» REQUIREMENT
Transcribe all of the records precisely as they are presented.

» DATA SUPPLIED
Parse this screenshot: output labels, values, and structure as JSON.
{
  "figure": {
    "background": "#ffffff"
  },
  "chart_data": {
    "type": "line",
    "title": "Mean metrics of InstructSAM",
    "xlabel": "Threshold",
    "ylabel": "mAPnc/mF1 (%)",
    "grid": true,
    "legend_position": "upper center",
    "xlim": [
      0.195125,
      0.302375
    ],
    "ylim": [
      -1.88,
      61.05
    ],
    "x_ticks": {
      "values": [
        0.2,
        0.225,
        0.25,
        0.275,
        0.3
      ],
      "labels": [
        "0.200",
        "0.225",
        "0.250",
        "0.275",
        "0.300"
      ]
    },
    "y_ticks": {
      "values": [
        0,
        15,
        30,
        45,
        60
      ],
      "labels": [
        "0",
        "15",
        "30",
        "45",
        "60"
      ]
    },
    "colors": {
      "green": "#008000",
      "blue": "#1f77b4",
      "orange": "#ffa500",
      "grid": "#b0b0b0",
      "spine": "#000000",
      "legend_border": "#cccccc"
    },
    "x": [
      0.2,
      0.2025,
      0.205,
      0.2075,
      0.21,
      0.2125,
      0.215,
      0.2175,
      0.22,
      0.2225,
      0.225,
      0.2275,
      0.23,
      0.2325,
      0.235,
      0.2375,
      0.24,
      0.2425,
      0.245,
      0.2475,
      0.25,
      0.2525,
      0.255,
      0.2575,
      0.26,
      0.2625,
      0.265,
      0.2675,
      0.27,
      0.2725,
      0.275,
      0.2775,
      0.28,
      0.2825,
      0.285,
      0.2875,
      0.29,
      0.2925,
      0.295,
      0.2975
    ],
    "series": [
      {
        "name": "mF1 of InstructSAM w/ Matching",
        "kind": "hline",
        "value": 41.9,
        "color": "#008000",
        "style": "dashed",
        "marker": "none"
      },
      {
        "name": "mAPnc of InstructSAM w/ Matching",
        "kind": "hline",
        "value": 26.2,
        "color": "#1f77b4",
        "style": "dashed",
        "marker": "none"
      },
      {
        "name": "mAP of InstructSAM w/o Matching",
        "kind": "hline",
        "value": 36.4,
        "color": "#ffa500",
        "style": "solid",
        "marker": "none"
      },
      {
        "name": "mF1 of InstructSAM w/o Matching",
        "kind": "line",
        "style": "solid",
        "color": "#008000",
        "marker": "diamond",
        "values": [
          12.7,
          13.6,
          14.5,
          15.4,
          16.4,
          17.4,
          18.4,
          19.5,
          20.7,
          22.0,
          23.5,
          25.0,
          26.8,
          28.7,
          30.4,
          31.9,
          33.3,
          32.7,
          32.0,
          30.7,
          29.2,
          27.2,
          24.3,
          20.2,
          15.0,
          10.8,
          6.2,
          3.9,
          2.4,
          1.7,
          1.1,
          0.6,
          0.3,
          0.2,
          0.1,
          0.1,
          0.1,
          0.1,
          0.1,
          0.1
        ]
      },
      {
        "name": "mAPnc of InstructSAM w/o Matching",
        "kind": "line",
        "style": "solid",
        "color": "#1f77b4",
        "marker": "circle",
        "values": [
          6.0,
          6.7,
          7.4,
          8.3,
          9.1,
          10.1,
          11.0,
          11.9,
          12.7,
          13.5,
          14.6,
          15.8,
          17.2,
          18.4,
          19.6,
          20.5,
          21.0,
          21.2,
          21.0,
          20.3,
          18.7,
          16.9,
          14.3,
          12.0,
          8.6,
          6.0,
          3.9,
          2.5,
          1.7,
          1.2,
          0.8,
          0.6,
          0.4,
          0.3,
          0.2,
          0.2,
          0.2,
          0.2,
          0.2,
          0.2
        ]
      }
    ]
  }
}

» SOLUTION TO THIS TASK
Parse this screenshot: output labels, values, and structure as JSON.
{
  "figure": {
    "background": "#ffffff"
  },
  "chart_data": {
    "type": "line",
    "title": "Mean metrics of InstructSAM",
    "xlabel": "Threshold",
    "ylabel": "mAPnc/mF1 (%)",
    "grid": true,
    "legend_position": "upper center",
    "xlim": [
      0.195125,
      0.302375
    ],
    "ylim": [
      -1.88,
      61.05
    ],
    "x_ticks": {
      "values": [
        0.2,
        0.225,
        0.25,
        0.275,
        0.3
      ],
      "labels": [
        "0.200",
        "0.225",
        "0.250",
        "0.275",
        "0.300"
      ]
    },
    "y_ticks": {
      "values": [
        0,
        15,
        30,
        45,
        60
      ],
      "labels": [
        "0",
        "15",
        "30",
        "45",
        "60"
      ]
    },
    "colors": {
      "green": "#008000",
      "blue": "#1f77b4",
      "orange": "#ffa500",
      "grid": "#b0b0b0",
      "spine": "#000000",
      "legend_border": "#cccccc"
    },
    "x": [
      0.2,
      0.2025,
      0.205,
      0.2075,
      0.21,
      0.2125,
      0.215,
      0.2175,
      0.22,
      0.2225,
      0.225,
      0.2275,
      0.23,
      0.2325,
      0.235,
      0.2375,
      0.24,
      0.2425,
      0.245,
      0.2475,
      0.25,
      0.2525,
      0.255,
      0.2575,
      0.26,
      0.2625,
      0.265,
      0.2675,
      0.27,
      0.2725,
      0.275,
      0.2775,
      0.28,
      0.2825,
      0.285,
      0.2875,
      0.29,
      0.2925,
      0.295,
      0.2975
    ],
    "series": [
      {
        "name": "mF1 of InstructSAM w/ Matching",
        "kind": "hline",
        "value": 41.9,
        "color": "#008000",
        "style": "dashed",
        "marker": "none"
      },
      {
        "name": "mAPnc of InstructSAM w/ Matching",
        "kind": "hline",
        "value": 26.2,
        "color": "#1f77b4",
        "style": "dashed",
        "marker": "none"
      },
      {
        "name": "mAP of InstructSAM w/o Matching",
        "kind": "hline",
        "value": 36.4,
        "color": "#ffa500",
        "style": "solid",
        "marker": "none"
      },
      {
        "name": "mF1 of InstructSAM w/o Matching",
        "kind": "line",
        "style": "solid",
        "color": "#008000",
        "marker": "diamond",
        "values": [
          12.7,
          13.6,
          14.5,
          15.4,
          16.4,
          17.4,
          18.4,
          19.5,
          20.7,
          22.0,
          23.5,
          25.0,
          26.8,
          28.7,
          30.4,
          31.9,
          33.3,
          32.7,
          32.0,
          30.7,
          29.2,
          27.2,
          24.3,
          20.2,
          15.0,
          10.8,
          6.2,
          3.9,
          2.4,
          1.7,
          1.1,
          0.6,
          0.3,
          0.2,
          0.1,
          0.1,
          0.1,
          0.1,
          0.1,
          0.1
        ]
      },
      {
        "name": "mAPnc of InstructSAM w/o Matching",
        "kind": "line",
        "style": "solid",
        "color": "#1f77b4",
        "marker": "circle",
        "values": [
          6.0,
          6.7,
          7.4,
          8.3,
          9.1,
          10.1,
          11.0,
          11.9,
          12.7,
          13.5,
          14.6,
          15.8,
          17.2,
          18.4,
          19.6,
          20.5,
          21.0,
          21.2,
          21.0,
          20.3,
          18.7,
          16.9,
          14.3,
          12.0,
          8.6,
          6.0,
          3.9,
          2.5,
          1.7,
          1.2,
          0.8,
          0.6,
          0.4,
          0.3,
          0.2,
          0.2,
          0.2,
          0.2,
          0.2,
          0.2
        ]
      }
    ]
  }
}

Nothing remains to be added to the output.